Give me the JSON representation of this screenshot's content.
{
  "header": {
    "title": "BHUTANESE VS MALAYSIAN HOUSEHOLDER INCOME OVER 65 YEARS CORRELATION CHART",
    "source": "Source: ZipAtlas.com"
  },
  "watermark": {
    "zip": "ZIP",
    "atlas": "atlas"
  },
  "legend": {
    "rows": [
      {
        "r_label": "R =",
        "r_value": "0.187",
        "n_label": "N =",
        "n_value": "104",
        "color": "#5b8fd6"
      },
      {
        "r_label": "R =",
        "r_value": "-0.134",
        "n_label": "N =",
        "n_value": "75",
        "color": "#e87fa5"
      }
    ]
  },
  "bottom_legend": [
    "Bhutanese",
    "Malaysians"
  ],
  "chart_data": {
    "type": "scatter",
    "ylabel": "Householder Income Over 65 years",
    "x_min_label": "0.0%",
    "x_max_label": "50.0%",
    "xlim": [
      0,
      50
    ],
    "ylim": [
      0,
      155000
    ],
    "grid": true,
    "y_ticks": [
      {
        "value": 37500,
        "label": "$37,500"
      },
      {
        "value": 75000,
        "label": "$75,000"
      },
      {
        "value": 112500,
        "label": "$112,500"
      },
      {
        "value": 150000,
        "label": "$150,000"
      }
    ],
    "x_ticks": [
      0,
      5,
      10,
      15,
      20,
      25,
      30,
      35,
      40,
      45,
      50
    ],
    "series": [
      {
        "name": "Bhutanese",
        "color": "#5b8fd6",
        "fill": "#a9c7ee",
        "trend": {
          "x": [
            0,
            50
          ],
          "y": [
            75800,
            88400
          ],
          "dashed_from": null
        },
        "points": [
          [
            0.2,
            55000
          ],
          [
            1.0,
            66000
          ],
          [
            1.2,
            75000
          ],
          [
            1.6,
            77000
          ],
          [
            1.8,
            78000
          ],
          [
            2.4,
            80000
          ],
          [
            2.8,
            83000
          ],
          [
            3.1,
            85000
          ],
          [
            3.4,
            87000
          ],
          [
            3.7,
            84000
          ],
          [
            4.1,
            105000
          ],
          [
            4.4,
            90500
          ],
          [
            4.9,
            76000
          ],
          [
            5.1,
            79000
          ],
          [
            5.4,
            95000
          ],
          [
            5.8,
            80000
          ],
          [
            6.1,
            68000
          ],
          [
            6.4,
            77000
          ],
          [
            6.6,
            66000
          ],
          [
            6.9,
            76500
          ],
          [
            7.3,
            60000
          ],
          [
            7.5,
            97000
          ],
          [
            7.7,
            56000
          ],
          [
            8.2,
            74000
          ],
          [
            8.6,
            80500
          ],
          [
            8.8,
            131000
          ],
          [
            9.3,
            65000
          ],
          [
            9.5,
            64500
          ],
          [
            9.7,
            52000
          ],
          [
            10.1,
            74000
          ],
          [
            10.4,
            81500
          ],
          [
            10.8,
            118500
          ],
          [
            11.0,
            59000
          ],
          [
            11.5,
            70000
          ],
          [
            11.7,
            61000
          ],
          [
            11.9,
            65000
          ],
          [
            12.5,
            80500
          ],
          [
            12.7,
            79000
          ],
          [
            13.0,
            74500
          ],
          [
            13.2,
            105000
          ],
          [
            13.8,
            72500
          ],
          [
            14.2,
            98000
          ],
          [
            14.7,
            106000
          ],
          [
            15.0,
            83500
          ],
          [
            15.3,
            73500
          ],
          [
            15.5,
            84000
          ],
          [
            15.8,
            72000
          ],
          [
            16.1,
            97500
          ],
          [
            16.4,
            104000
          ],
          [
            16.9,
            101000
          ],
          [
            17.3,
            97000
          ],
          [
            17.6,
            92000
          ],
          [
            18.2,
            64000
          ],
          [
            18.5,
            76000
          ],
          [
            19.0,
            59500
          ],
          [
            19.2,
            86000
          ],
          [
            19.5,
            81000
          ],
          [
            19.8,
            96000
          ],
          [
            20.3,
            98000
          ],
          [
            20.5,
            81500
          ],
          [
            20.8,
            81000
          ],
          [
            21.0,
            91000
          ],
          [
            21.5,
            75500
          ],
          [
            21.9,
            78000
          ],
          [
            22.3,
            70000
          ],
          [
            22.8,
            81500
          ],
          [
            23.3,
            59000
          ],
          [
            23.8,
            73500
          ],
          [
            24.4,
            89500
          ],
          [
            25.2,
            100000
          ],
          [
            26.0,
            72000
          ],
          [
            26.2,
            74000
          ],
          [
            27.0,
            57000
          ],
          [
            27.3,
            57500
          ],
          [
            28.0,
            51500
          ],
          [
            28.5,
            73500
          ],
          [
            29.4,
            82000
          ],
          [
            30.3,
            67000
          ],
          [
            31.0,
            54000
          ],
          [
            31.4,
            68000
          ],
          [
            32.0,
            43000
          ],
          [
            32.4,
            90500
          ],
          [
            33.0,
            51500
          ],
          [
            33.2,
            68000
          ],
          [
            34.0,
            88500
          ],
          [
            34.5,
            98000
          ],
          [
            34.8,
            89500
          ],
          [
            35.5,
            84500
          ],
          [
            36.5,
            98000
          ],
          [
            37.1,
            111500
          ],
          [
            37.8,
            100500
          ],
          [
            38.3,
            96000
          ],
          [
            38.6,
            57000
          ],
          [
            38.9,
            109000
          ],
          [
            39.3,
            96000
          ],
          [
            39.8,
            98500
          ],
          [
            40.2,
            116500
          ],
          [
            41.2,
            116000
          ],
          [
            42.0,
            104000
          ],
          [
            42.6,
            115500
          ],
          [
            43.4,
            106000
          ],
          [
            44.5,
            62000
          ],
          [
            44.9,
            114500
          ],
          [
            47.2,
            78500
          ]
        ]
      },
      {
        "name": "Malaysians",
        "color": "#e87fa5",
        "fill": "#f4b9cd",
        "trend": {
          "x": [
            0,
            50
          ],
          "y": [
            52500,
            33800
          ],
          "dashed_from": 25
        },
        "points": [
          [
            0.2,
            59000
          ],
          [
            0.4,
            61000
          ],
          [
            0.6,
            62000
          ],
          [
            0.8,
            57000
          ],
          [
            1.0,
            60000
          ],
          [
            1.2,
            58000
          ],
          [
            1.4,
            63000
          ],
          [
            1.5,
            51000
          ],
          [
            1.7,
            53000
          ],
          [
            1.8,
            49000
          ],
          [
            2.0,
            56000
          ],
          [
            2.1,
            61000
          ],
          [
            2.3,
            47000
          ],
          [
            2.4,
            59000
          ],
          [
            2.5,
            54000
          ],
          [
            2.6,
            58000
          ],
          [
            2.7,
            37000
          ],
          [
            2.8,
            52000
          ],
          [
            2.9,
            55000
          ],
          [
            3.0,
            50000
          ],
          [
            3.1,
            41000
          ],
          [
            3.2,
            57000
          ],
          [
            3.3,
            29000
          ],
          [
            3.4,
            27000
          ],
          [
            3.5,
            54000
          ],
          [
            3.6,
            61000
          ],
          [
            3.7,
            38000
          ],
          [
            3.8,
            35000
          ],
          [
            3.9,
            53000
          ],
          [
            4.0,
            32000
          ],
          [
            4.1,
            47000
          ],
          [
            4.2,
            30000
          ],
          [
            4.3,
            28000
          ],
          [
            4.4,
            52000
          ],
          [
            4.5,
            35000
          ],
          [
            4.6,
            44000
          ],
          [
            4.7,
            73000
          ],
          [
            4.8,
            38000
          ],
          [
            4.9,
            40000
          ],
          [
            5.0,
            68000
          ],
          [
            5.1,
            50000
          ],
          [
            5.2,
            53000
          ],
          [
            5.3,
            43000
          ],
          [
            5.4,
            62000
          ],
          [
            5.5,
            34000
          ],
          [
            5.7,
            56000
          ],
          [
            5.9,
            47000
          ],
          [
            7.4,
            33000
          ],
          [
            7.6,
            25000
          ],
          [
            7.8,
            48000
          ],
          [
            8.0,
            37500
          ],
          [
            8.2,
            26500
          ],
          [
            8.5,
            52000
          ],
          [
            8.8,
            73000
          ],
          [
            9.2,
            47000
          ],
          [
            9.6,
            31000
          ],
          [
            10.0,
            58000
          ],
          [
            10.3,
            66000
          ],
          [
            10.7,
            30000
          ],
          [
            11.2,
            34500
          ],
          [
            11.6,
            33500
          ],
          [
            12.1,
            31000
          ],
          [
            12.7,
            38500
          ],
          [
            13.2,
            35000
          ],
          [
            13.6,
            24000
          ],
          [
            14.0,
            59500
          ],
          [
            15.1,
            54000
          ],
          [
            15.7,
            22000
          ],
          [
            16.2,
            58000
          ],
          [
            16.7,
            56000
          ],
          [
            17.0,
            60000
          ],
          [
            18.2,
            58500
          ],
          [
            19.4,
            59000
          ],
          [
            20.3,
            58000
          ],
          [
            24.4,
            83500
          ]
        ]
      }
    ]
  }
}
= = = =
* **What to produce**
Looking at the records above, report how many lines contain the word "color". Answer with the number only.

* **Solution to this problem**
4